Material provided:

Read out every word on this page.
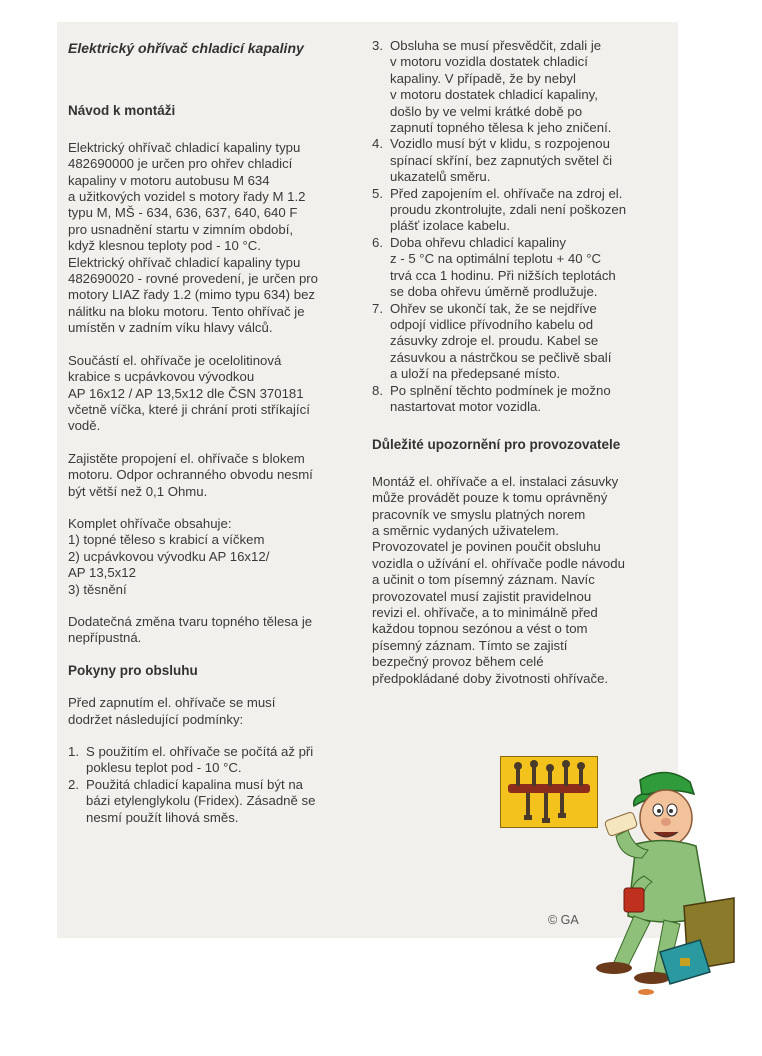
Elektrický ohřívač chladicí kapaliny
Návod k montáži

Elektrický ohřívač chladicí kapaliny typu
482690000 je určen pro ohřev chladicí
kapaliny v motoru autobusu M 634
a užitkových vozidel s motory řady M 1.2
typu M, MŠ - 634, 636, 637, 640, 640 F
pro usnadnění startu v zimním období,
když klesnou teploty pod - 10 °C.
Elektrický ohřívač chladicí kapaliny typu
482690020 - rovné provedení, je určen pro
motory LIAZ řady 1.2 (mimo typu 634) bez
nálitku na bloku motoru. Tento ohřívač je
umístěn v zadním víku hlavy válců.

Součástí el. ohřívače je ocelolitinová
krabice s ucpávkovou vývodkou
AP 16x12 / AP 13,5x12 dle ČSN 370181
včetně víčka, které ji chrání proti stříkající
vodě.

Zajistěte propojení el. ohřívače s blokem
motoru. Odpor ochranného obvodu nesmí
být větší než 0,1 Ohmu.

Komplet ohřívače obsahuje:
1) topné těleso s krabicí a víčkem
2) ucpávkovou vývodku AP 16x12/
AP 13,5x12
3) těsnění

Dodatečná změna tvaru topného tělesa je
nepřípustná.

Pokyny pro obsluhu

Před zapnutím el. ohřívače se musí
dodržet následující podmínky:

1. S použitím el. ohřívače se počítá až při
poklesu teplot pod - 10 °C.
2. Použitá chladicí kapalina musí být na
bázi etylenglykolu (Fridex). Zásadně se
nesmí použít lihová směs.
3. Obsluha se musí přesvědčit, zdali je
v motoru vozidla dostatek chladicí
kapaliny. V případě, že by nebyl
v motoru dostatek chladicí kapaliny,
došlo by ve velmi krátké době po
zapnutí topného tělesa k jeho zničení.
4. Vozidlo musí být v klidu, s rozpojenou
spínací skříní, bez zapnutých světel či
ukazatelů směru.
5. Před zapojením el. ohřívače na zdroj el.
proudu zkontrolujte, zdali není poškozen
plášť izolace kabelu.
6. Doba ohřevu chladicí kapaliny
z - 5 °C na optimální teplotu + 40 °C
trvá cca 1 hodinu. Při nižších teplotách
se doba ohřevu úměrně prodlužuje.
7. Ohřev se ukončí tak, že se nejdříve
odpojí vidlice přívodního kabelu od
zásuvky zdroje el. proudu. Kabel se
zásuvkou a nástrčkou se pečlivě sbalí
a uloží na předepsané místo.
8. Po splnění těchto podmínek je možno
nastartovat motor vozidla.
Důležité upozornění pro provozovatele

Montáž el. ohřívače a el. instalaci zásuvky
může provádět pouze k tomu oprávněný
pracovník ve smyslu platných norem
a směrnic vydaných uživatelem.
Provozovatel je povinen poučit obsluhu
vozidla o užívání el. ohřívače podle návodu
a učinit o tom písemný záznam. Navíc
provozovatel musí zajistit pravidelnou
revizi el. ohřívače, a to minimálně před
každou topnou sezónou a vést o tom
písemný záznam. Tímto se zajistí
bezpečný provoz během celé
předpokládané doby životnosti ohřívače.

© GA
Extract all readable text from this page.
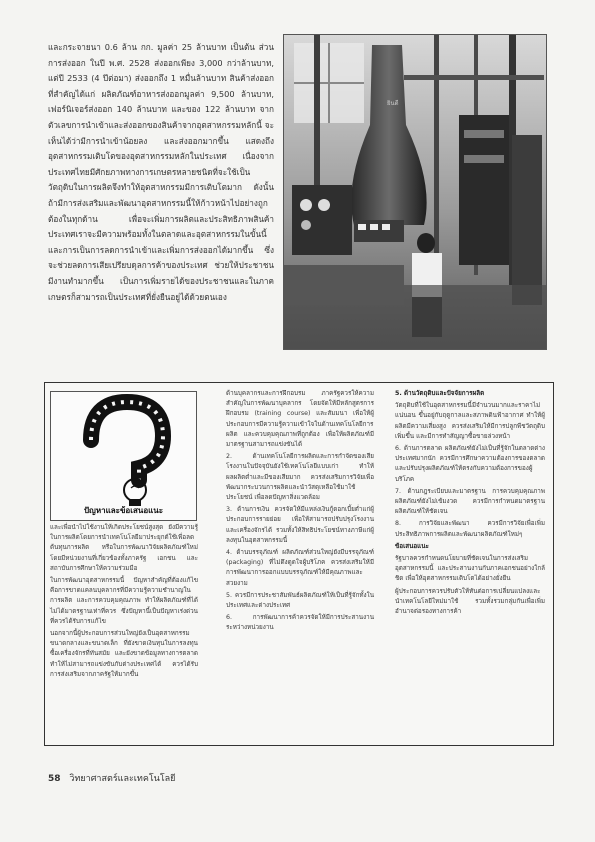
และกระจายนา 0.6 ล้าน กก. มูลค่า 25 ล้านบาท เป็นต้น ส่วนการส่งออก ในปี พ.ศ. 2528 ส่งออกเพียง 3,000 กว่าล้านบาท, แต่ปี 2533 (4 ปีต่อมา) ส่งออกถึง 1 หมื่นล้านบาท สินค้าส่งออกที่สำคัญได้แก่ ผลิตภัณฑ์อาหารส่งออกมูลค่า 9,500 ล้านบาท, เฟอร์นิเจอร์ส่งออก 140 ล้านบาท และของ 122 ล้านบาท จากตัวเลขการนำเข้าและส่งออกของสินค้าจากอุตสาหกรรมหลักนี้ จะเห็นได้ว่ามีการนำเข้าน้อยลง และส่งออกมากขึ้น แสดงถึงอุตสาหกรรมเติบโตของอุตสาหกรรมหลักในประเทศ เนื่องจากประเทศไทยมีศักยภาพทางการเกษตรหลายชนิดที่จะใช้เป็นวัตถุดิบในการผลิตจึงทำให้อุตสาหกรรมมีการเติบโตมาก ดังนั้นถ้ามีการส่งเสริมและพัฒนาอุตสาหกรรมนี้ให้ก้าวหน้าไปอย่างถูกต้องในทุกด้าน เพื่อจะเพิ่มการผลิตและประสิทธิภาพสินค้า ประเทศเราจะมีความพร้อมทั้งในตลาดและอุตสาหกรรมในขั้นนี้ และการเป็นการลดการนำเข้าและเพิ่มการส่งออกได้มากขึ้น ซึ่งจะช่วยลดการเสียเปรียบดุลการค้าของประเทศ ช่วยให้ประชาชนมีงานทำมากขึ้น เป็นการเพิ่มรายได้ของประชาชนและในภาคเกษตรก็สามารถเป็นประเทศที่ยั่งยืนอยู่ได้ด้วยตนเอง

ยินดี
ปัญหาและข้อเสนอแนะ

และเพื่อนำไปใช้งานให้เกิดประโยชน์สูงสุด ยังมีความรู้ในการผลิตโดยการนำเทคโนโลยีมาประยุกต์ใช้เพื่อลดต้นทุนการผลิต หรือในการพัฒนาวิจัยผลิตภัณฑ์ใหม่ โดยมีหน่วยงานที่เกี่ยวข้องทั้งภาครัฐ เอกชน และสถาบันการศึกษาให้ความร่วมมือ

ในการพัฒนาอุตสาหกรรมนี้ ปัญหาสำคัญที่ต้องแก้ไข คือการขาดแคลนบุคลากรที่มีความรู้ความชำนาญในการผลิต และการควบคุมคุณภาพ ทำให้ผลิตภัณฑ์ที่ได้ไม่ได้มาตรฐานเท่าที่ควร ซึ่งปัญหานี้เป็นปัญหาเร่งด่วนที่ควรได้รับการแก้ไข

นอกจากนี้ผู้ประกอบการส่วนใหญ่ยังเป็นอุตสาหกรรมขนาดกลางและขนาดเล็ก ที่ยังขาดเงินทุนในการลงทุนซื้อเครื่องจักรที่ทันสมัย และยังขาดข้อมูลทางการตลาด ทำให้ไม่สามารถแข่งขันกับต่างประเทศได้ ควรได้รับการส่งเสริมจากภาครัฐให้มากขึ้น

ด้านบุคลากรและการฝึกอบรม ภาครัฐควรให้ความสำคัญในการพัฒนาบุคลากร โดยจัดให้มีหลักสูตรการฝึกอบรม (training course) และสัมมนา เพื่อให้ผู้ประกอบการมีความรู้ความเข้าใจในด้านเทคโนโลยีการผลิต และควบคุมคุณภาพที่ถูกต้อง เพื่อให้ผลิตภัณฑ์มีมาตรฐานสามารถแข่งขันได้

2. ด้านเทคโนโลยีการผลิตและการกำจัดของเสีย โรงงานในปัจจุบันยังใช้เทคโนโลยีแบบเก่า ทำให้ผลผลิตต่ำและมีของเสียมาก ควรส่งเสริมการวิจัยเพื่อพัฒนากระบวนการผลิตและนำวัสดุเหลือใช้มาใช้ประโยชน์ เพื่อลดปัญหาสิ่งแวดล้อม

3. ด้านการเงิน ควรจัดให้มีแหล่งเงินกู้ดอกเบี้ยต่ำแก่ผู้ประกอบการรายย่อย เพื่อให้สามารถปรับปรุงโรงงานและเครื่องจักรได้ รวมทั้งให้สิทธิประโยชน์ทางภาษีแก่ผู้ลงทุนในอุตสาหกรรมนี้

4. ด้านบรรจุภัณฑ์ ผลิตภัณฑ์ส่วนใหญ่ยังมีบรรจุภัณฑ์ (packaging) ที่ไม่ดึงดูดใจผู้บริโภค ควรส่งเสริมให้มีการพัฒนาการออกแบบบรรจุภัณฑ์ให้มีคุณภาพและสวยงาม

5. ควรมีการประชาสัมพันธ์ผลิตภัณฑ์ให้เป็นที่รู้จักทั้งในประเทศและต่างประเทศ

6. การพัฒนาการค้าควรจัดให้มีการประสานงานระหว่างหน่วยงาน

5. ด้านวัตถุดิบและปัจจัยการผลิต

วัตถุดิบที่ใช้ในอุตสาหกรรมนี้มีจำนวนมากและราคาไม่แน่นอน ขึ้นอยู่กับฤดูกาลและสภาพดินฟ้าอากาศ ทำให้ผู้ผลิตมีความเสี่ยงสูง ควรส่งเสริมให้มีการปลูกพืชวัตถุดิบเพิ่มขึ้น และมีการทำสัญญาซื้อขายล่วงหน้า

6. ด้านการตลาด ผลิตภัณฑ์ยังไม่เป็นที่รู้จักในตลาดต่างประเทศมากนัก ควรมีการศึกษาความต้องการของตลาดและปรับปรุงผลิตภัณฑ์ให้ตรงกับความต้องการของผู้บริโภค

7. ด้านกฎระเบียบและมาตรฐาน การควบคุมคุณภาพผลิตภัณฑ์ยังไม่เข้มงวด ควรมีการกำหนดมาตรฐานผลิตภัณฑ์ให้ชัดเจน

8. การวิจัยและพัฒนา ควรมีการวิจัยเพื่อเพิ่มประสิทธิภาพการผลิตและพัฒนาผลิตภัณฑ์ใหม่ๆ

ข้อเสนอแนะ

รัฐบาลควรกำหนดนโยบายที่ชัดเจนในการส่งเสริมอุตสาหกรรมนี้ และประสานงานกับภาคเอกชนอย่างใกล้ชิด เพื่อให้อุตสาหกรรมเติบโตได้อย่างยั่งยืน

ผู้ประกอบการควรปรับตัวให้ทันต่อการเปลี่ยนแปลงและนำเทคโนโลยีใหม่มาใช้ รวมทั้งรวมกลุ่มกันเพื่อเพิ่มอำนาจต่อรองทางการค้า

58 วิทยาศาสตร์และเทคโนโลยี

Written instruction: List all lines above in which the string "řady" appears.

Exercise response:
a užitkových vozidel s motory řady M 1.2
motory LIAZ řady 1.2 (mimo typu 634) bez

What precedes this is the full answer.